Dataset excerpt
** start **

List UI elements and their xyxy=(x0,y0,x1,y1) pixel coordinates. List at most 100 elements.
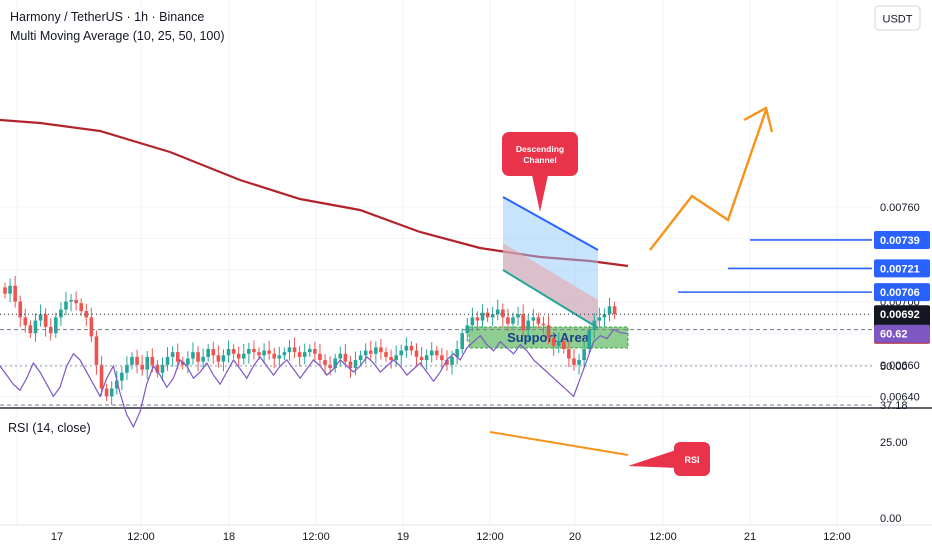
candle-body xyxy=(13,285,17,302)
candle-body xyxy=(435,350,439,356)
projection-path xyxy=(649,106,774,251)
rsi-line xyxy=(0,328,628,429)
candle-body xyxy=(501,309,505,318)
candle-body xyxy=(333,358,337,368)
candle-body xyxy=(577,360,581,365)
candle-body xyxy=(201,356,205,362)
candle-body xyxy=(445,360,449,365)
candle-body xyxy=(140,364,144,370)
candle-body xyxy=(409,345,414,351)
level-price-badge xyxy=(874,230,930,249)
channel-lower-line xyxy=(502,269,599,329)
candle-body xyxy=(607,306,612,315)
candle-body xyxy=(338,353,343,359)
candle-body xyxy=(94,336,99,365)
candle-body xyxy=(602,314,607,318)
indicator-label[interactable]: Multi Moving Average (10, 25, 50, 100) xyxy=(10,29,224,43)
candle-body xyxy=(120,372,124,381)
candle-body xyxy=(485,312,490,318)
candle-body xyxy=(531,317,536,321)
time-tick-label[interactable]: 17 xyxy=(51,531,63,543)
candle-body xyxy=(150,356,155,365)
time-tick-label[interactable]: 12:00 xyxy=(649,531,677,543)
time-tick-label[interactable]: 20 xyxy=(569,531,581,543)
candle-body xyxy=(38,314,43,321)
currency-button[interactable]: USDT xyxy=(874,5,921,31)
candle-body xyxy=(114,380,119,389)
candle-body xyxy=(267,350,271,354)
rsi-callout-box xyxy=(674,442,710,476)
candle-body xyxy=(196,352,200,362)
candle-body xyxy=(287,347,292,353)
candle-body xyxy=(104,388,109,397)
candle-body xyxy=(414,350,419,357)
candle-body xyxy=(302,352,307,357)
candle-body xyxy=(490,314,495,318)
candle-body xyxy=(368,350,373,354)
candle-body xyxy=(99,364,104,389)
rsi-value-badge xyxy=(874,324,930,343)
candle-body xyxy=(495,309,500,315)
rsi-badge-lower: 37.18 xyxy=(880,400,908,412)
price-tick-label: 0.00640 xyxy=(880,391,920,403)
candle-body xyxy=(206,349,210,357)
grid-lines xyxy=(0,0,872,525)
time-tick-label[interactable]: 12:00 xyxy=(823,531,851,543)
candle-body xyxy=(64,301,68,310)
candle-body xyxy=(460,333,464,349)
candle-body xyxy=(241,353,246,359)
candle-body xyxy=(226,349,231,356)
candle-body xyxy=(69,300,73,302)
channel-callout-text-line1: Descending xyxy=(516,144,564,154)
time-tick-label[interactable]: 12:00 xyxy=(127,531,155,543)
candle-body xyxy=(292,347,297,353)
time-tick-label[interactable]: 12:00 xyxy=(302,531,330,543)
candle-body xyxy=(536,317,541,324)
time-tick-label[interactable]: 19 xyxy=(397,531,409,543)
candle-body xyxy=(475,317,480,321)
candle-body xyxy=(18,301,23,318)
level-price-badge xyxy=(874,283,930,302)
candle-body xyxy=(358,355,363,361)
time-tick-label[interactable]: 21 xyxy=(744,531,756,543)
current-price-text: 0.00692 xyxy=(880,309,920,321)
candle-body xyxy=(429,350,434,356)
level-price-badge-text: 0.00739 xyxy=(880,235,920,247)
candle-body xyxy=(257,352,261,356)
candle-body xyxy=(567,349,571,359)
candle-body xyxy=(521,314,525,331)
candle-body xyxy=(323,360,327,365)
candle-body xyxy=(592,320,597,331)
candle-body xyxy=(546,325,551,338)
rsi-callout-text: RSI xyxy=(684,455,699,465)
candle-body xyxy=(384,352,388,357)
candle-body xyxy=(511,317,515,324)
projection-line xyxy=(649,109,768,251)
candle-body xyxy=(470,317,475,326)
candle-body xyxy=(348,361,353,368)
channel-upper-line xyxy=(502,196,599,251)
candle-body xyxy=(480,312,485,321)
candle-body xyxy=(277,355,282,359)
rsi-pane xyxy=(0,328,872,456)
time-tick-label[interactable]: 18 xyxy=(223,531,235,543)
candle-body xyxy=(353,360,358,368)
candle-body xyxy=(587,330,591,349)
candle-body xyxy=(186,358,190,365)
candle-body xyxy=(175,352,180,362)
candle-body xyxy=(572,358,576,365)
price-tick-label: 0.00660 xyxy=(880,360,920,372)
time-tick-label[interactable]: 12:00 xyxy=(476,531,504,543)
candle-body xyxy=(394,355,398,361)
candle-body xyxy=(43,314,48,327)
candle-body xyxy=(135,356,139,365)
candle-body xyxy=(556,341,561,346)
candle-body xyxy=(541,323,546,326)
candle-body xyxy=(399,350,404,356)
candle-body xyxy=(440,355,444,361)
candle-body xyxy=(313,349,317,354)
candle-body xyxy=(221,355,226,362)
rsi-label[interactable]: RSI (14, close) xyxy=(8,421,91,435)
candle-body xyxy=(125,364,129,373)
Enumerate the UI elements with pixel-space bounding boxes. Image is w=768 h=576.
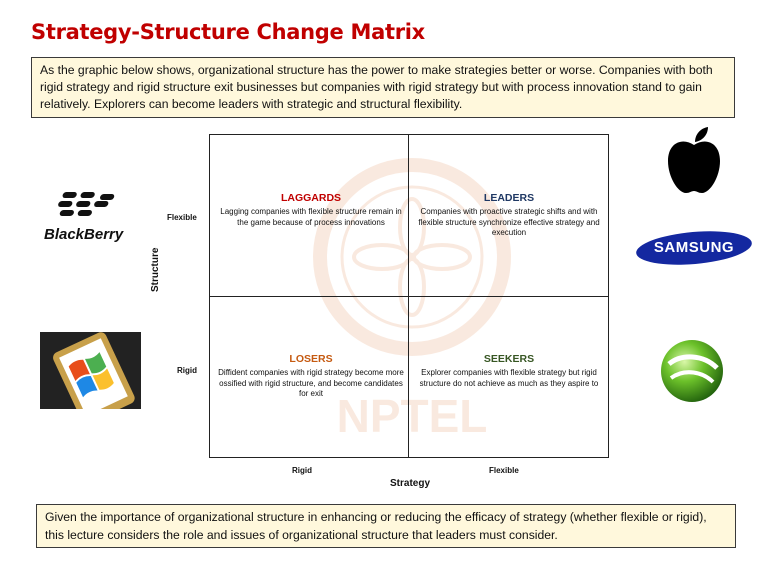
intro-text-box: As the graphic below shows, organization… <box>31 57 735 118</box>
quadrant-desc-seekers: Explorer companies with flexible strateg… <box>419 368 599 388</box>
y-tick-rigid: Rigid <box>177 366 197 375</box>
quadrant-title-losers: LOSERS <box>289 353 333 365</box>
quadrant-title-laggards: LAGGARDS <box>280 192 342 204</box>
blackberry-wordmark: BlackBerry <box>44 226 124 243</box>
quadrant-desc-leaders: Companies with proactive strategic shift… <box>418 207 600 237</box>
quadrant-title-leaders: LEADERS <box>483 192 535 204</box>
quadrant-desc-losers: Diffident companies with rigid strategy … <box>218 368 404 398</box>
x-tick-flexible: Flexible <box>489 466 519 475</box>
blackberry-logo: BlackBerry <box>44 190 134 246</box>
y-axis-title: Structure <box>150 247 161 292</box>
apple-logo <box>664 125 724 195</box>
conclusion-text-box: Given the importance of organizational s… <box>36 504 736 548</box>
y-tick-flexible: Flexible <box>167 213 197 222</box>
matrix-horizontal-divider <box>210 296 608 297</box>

** end **

Reproduce the entire listing above line for line, without changing a character, but omit the pictures.

List UI elements and their xyxy=(x0,y0,x1,y1) pixel coordinates. List at most 100 elements.
candle-body xyxy=(13,285,17,302)
candle-body xyxy=(435,350,439,356)
projection-path xyxy=(649,106,774,251)
rsi-line xyxy=(0,328,628,429)
candle-body xyxy=(501,309,505,318)
candle-body xyxy=(333,358,337,368)
candle-body xyxy=(577,360,581,365)
candle-body xyxy=(201,356,205,362)
candle-body xyxy=(445,360,449,365)
candle-body xyxy=(140,364,144,370)
candle-body xyxy=(409,345,414,351)
level-price-badge xyxy=(874,230,930,249)
channel-lower-line xyxy=(502,269,599,329)
candle-body xyxy=(607,306,612,315)
candle-body xyxy=(338,353,343,359)
candle-body xyxy=(94,336,99,365)
candle-body xyxy=(602,314,607,318)
indicator-label[interactable]: Multi Moving Average (10, 25, 50, 100) xyxy=(10,29,224,43)
candle-body xyxy=(120,372,124,381)
candle-body xyxy=(485,312,490,318)
candle-body xyxy=(531,317,536,321)
time-tick-label[interactable]: 17 xyxy=(51,531,63,543)
candle-body xyxy=(150,356,155,365)
time-tick-label[interactable]: 12:00 xyxy=(649,531,677,543)
time-tick-label[interactable]: 20 xyxy=(569,531,581,543)
candle-body xyxy=(38,314,43,321)
currency-button[interactable]: USDT xyxy=(874,5,921,31)
candle-body xyxy=(114,380,119,389)
candle-body xyxy=(267,350,271,354)
rsi-callout-box xyxy=(674,442,710,476)
candle-body xyxy=(196,352,200,362)
candle-body xyxy=(287,347,292,353)
candle-body xyxy=(104,388,109,397)
candle-body xyxy=(414,350,419,357)
candle-body xyxy=(302,352,307,357)
candle-body xyxy=(490,314,495,318)
candle-body xyxy=(368,350,373,354)
candle-body xyxy=(99,364,104,389)
rsi-value-badge xyxy=(874,324,930,343)
candle-body xyxy=(495,309,500,315)
rsi-badge-lower: 37.18 xyxy=(880,400,908,412)
price-tick-label: 0.00640 xyxy=(880,391,920,403)
candle-body xyxy=(206,349,210,357)
grid-lines xyxy=(0,0,872,525)
time-tick-label[interactable]: 12:00 xyxy=(823,531,851,543)
candle-body xyxy=(64,301,68,310)
candle-body xyxy=(460,333,464,349)
candle-body xyxy=(241,353,246,359)
candle-body xyxy=(226,349,231,356)
candle-body xyxy=(69,300,73,302)
channel-callout-text-line1: Descending xyxy=(516,144,564,154)
time-tick-label[interactable]: 12:00 xyxy=(127,531,155,543)
candle-body xyxy=(292,347,297,353)
time-tick-label[interactable]: 12:00 xyxy=(302,531,330,543)
candle-body xyxy=(536,317,541,324)
time-tick-label[interactable]: 19 xyxy=(397,531,409,543)
candle-body xyxy=(475,317,480,321)
candle-body xyxy=(18,301,23,318)
level-price-badge xyxy=(874,283,930,302)
candle-body xyxy=(358,355,363,361)
time-tick-label[interactable]: 21 xyxy=(744,531,756,543)
current-price-text: 0.00692 xyxy=(880,309,920,321)
candle-body xyxy=(429,350,434,356)
level-price-badge-text: 0.00739 xyxy=(880,235,920,247)
candle-body xyxy=(257,352,261,356)
candle-body xyxy=(567,349,571,359)
candle-body xyxy=(521,314,525,331)
candle-body xyxy=(323,360,327,365)
candle-body xyxy=(592,320,597,331)
candle-body xyxy=(546,325,551,338)
rsi-callout-text: RSI xyxy=(684,455,699,465)
candle-body xyxy=(384,352,388,357)
candle-body xyxy=(511,317,515,324)
projection-line xyxy=(649,109,768,251)
candle-body xyxy=(470,317,475,326)
candle-body xyxy=(348,361,353,368)
channel-upper-line xyxy=(502,196,599,251)
candle-body xyxy=(480,312,485,321)
candle-body xyxy=(277,355,282,359)
rsi-pane xyxy=(0,328,872,456)
time-tick-label[interactable]: 18 xyxy=(223,531,235,543)
candle-body xyxy=(353,360,358,368)
candle-body xyxy=(587,330,591,349)
candle-body xyxy=(186,358,190,365)
candle-body xyxy=(175,352,180,362)
candle-body xyxy=(572,358,576,365)
price-tick-label: 0.00660 xyxy=(880,360,920,372)
time-tick-label[interactable]: 12:00 xyxy=(476,531,504,543)
candle-body xyxy=(394,355,398,361)
candle-body xyxy=(43,314,48,327)
candle-body xyxy=(135,356,139,365)
candle-body xyxy=(556,341,561,346)
candle-body xyxy=(541,323,546,326)
candle-body xyxy=(399,350,404,356)
candle-body xyxy=(440,355,444,361)
candle-body xyxy=(313,349,317,354)
candle-body xyxy=(221,355,226,362)
rsi-label[interactable]: RSI (14, close) xyxy=(8,421,91,435)
candle-body xyxy=(125,364,129,373)
Enumerate the UI elements with pixel-space bounding boxes. Image is w=768 h=576.
intro-text-box: As the graphic below shows, organization… <box>31 57 735 118</box>
quadrant-desc-seekers: Explorer companies with flexible strateg… <box>419 368 599 388</box>
y-tick-rigid: Rigid <box>177 366 197 375</box>
quadrant-title-losers: LOSERS <box>289 353 333 365</box>
quadrant-title-laggards: LAGGARDS <box>280 192 342 204</box>
blackberry-wordmark: BlackBerry <box>44 226 124 243</box>
quadrant-desc-leaders: Companies with proactive strategic shift… <box>418 207 600 237</box>
quadrant-title-leaders: LEADERS <box>483 192 535 204</box>
quadrant-desc-losers: Diffident companies with rigid strategy … <box>218 368 404 398</box>
x-tick-flexible: Flexible <box>489 466 519 475</box>
blackberry-logo: BlackBerry <box>44 190 134 246</box>
y-axis-title: Structure <box>150 247 161 292</box>
apple-logo <box>664 125 724 195</box>
conclusion-text-box: Given the importance of organizational s… <box>36 504 736 548</box>
y-tick-flexible: Flexible <box>167 213 197 222</box>
matrix-horizontal-divider <box>210 296 608 297</box>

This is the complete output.